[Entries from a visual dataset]
◇ ◇ ◇ ◇ ◇

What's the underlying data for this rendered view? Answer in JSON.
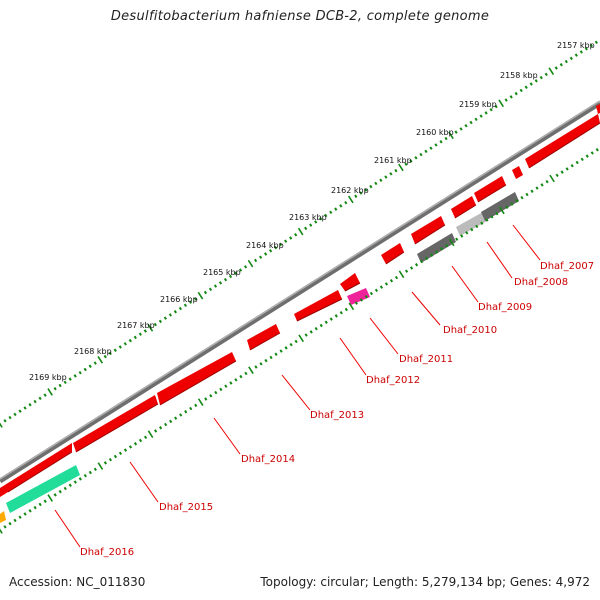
{
  "title": "Desulfitobacterium hafniense DCB-2, complete genome",
  "footer": {
    "accession": "Accession: NC_011830",
    "summary": "Topology: circular; Length: 5,279,134 bp; Genes: 4,972"
  },
  "ticks": [
    {
      "label": "2157 kbp"
    },
    {
      "label": "2158 kbp"
    },
    {
      "label": "2159 kbp"
    },
    {
      "label": "2160 kbp"
    },
    {
      "label": "2161 kbp"
    },
    {
      "label": "2162 kbp"
    },
    {
      "label": "2163 kbp"
    },
    {
      "label": "2164 kbp"
    },
    {
      "label": "2165 kbp"
    },
    {
      "label": "2166 kbp"
    },
    {
      "label": "2167 kbp"
    },
    {
      "label": "2168 kbp"
    },
    {
      "label": "2169 kbp"
    }
  ],
  "gene_labels": [
    "Dhaf_2007",
    "Dhaf_2008",
    "Dhaf_2009",
    "Dhaf_2010",
    "Dhaf_2011",
    "Dhaf_2012",
    "Dhaf_2013",
    "Dhaf_2014",
    "Dhaf_2015",
    "Dhaf_2016"
  ],
  "colors": {
    "gene": "#ee0000",
    "gene_dark": "#b00000",
    "backbone": "#888888",
    "ticks": "#118811",
    "label": "#cc0000",
    "gray_dark": "#666666",
    "gray_light": "#bbbbbb",
    "pink": "#ee2299",
    "teal": "#22dd99",
    "orange": "#ffaa00"
  }
}
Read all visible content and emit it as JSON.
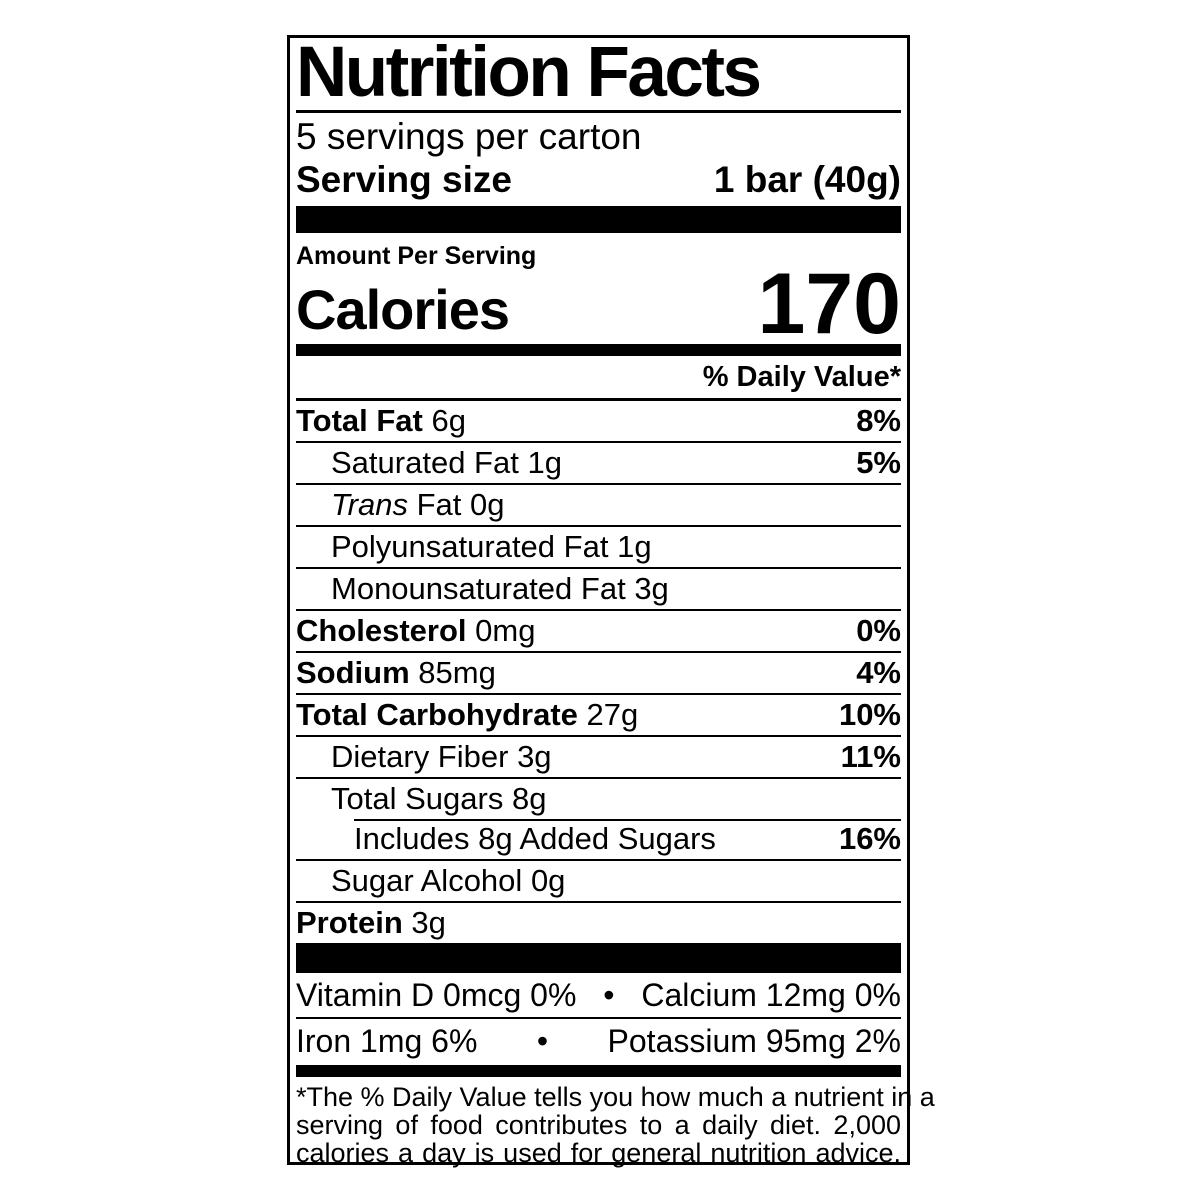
{
  "label": {
    "title": "Nutrition Facts",
    "servings_per_container": "5 servings per carton",
    "serving_size": {
      "label": "Serving size",
      "value": "1 bar (40g)"
    },
    "amount_per_serving": "Amount Per Serving",
    "calories": {
      "label": "Calories",
      "value": "170"
    },
    "daily_value_header": "% Daily Value*",
    "rows": [
      {
        "name": "Total Fat",
        "amount": "6g",
        "dv": "8%"
      },
      {
        "name": "Saturated Fat",
        "amount": "1g",
        "dv": "5%"
      },
      {
        "name_italic": "Trans",
        "name": "Fat",
        "amount": "0g",
        "dv": ""
      },
      {
        "name": "Polyunsaturated Fat",
        "amount": "1g",
        "dv": ""
      },
      {
        "name": "Monounsaturated Fat",
        "amount": "3g",
        "dv": ""
      },
      {
        "name": "Cholesterol",
        "amount": "0mg",
        "dv": "0%"
      },
      {
        "name": "Sodium",
        "amount": "85mg",
        "dv": "4%"
      },
      {
        "name": "Total Carbohydrate",
        "amount": "27g",
        "dv": "10%"
      },
      {
        "name": "Dietary Fiber",
        "amount": "3g",
        "dv": "11%"
      },
      {
        "name": "Total Sugars",
        "amount": "8g",
        "dv": ""
      },
      {
        "name": "Includes 8g Added Sugars",
        "amount": "",
        "dv": "16%"
      },
      {
        "name": "Sugar Alcohol",
        "amount": "0g",
        "dv": ""
      },
      {
        "name": "Protein",
        "amount": "3g",
        "dv": ""
      }
    ],
    "micronutrients": [
      {
        "left": "Vitamin D 0mcg 0%",
        "separator": "•",
        "right": "Calcium 12mg 0%"
      },
      {
        "left": "Iron 1mg 6%",
        "separator": "•",
        "right": "Potassium 95mg 2%"
      }
    ],
    "footnote": {
      "line1": "*The % Daily Value tells you how much a nutrient in a",
      "line2": "serving of food contributes to a daily diet. 2,000",
      "line3": "calories a day is used for general nutrition advice."
    },
    "colors": {
      "ink": "#000000",
      "background": "#ffffff"
    }
  }
}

◇ ◇ ◇ ◇ ◇

→ **To do**
Output each record precisely as it appears, and drop every picture.

→ **Answer below**
What's the underlying data for this rendered view? Answer in JSON.
{
  "title": "Desulfitobacterium hafniense DCB-2, complete genome",
  "footer": {
    "accession": "Accession: NC_011830",
    "summary": "Topology: circular; Length: 5,279,134 bp; Genes: 4,972"
  },
  "ticks": [
    {
      "label": "2157 kbp"
    },
    {
      "label": "2158 kbp"
    },
    {
      "label": "2159 kbp"
    },
    {
      "label": "2160 kbp"
    },
    {
      "label": "2161 kbp"
    },
    {
      "label": "2162 kbp"
    },
    {
      "label": "2163 kbp"
    },
    {
      "label": "2164 kbp"
    },
    {
      "label": "2165 kbp"
    },
    {
      "label": "2166 kbp"
    },
    {
      "label": "2167 kbp"
    },
    {
      "label": "2168 kbp"
    },
    {
      "label": "2169 kbp"
    }
  ],
  "gene_labels": [
    "Dhaf_2007",
    "Dhaf_2008",
    "Dhaf_2009",
    "Dhaf_2010",
    "Dhaf_2011",
    "Dhaf_2012",
    "Dhaf_2013",
    "Dhaf_2014",
    "Dhaf_2015",
    "Dhaf_2016"
  ],
  "colors": {
    "gene": "#ee0000",
    "gene_dark": "#b00000",
    "backbone": "#888888",
    "ticks": "#118811",
    "label": "#cc0000",
    "gray_dark": "#666666",
    "gray_light": "#bbbbbb",
    "pink": "#ee2299",
    "teal": "#22dd99",
    "orange": "#ffaa00"
  }
}
Read all visible content and emit it as JSON.
{
  "label": {
    "title": "Nutrition Facts",
    "servings_per_container": "5 servings per carton",
    "serving_size": {
      "label": "Serving size",
      "value": "1 bar (40g)"
    },
    "amount_per_serving": "Amount Per Serving",
    "calories": {
      "label": "Calories",
      "value": "170"
    },
    "daily_value_header": "% Daily Value*",
    "rows": [
      {
        "name": "Total Fat",
        "amount": "6g",
        "dv": "8%"
      },
      {
        "name": "Saturated Fat",
        "amount": "1g",
        "dv": "5%"
      },
      {
        "name_italic": "Trans",
        "name": "Fat",
        "amount": "0g",
        "dv": ""
      },
      {
        "name": "Polyunsaturated Fat",
        "amount": "1g",
        "dv": ""
      },
      {
        "name": "Monounsaturated Fat",
        "amount": "3g",
        "dv": ""
      },
      {
        "name": "Cholesterol",
        "amount": "0mg",
        "dv": "0%"
      },
      {
        "name": "Sodium",
        "amount": "85mg",
        "dv": "4%"
      },
      {
        "name": "Total Carbohydrate",
        "amount": "27g",
        "dv": "10%"
      },
      {
        "name": "Dietary Fiber",
        "amount": "3g",
        "dv": "11%"
      },
      {
        "name": "Total Sugars",
        "amount": "8g",
        "dv": ""
      },
      {
        "name": "Includes 8g Added Sugars",
        "amount": "",
        "dv": "16%"
      },
      {
        "name": "Sugar Alcohol",
        "amount": "0g",
        "dv": ""
      },
      {
        "name": "Protein",
        "amount": "3g",
        "dv": ""
      }
    ],
    "micronutrients": [
      {
        "left": "Vitamin D 0mcg 0%",
        "separator": "•",
        "right": "Calcium 12mg 0%"
      },
      {
        "left": "Iron 1mg 6%",
        "separator": "•",
        "right": "Potassium 95mg 2%"
      }
    ],
    "footnote": {
      "line1": "*The % Daily Value tells you how much a nutrient in a",
      "line2": "serving of food contributes to a daily diet. 2,000",
      "line3": "calories a day is used for general nutrition advice."
    },
    "colors": {
      "ink": "#000000",
      "background": "#ffffff"
    }
  }
}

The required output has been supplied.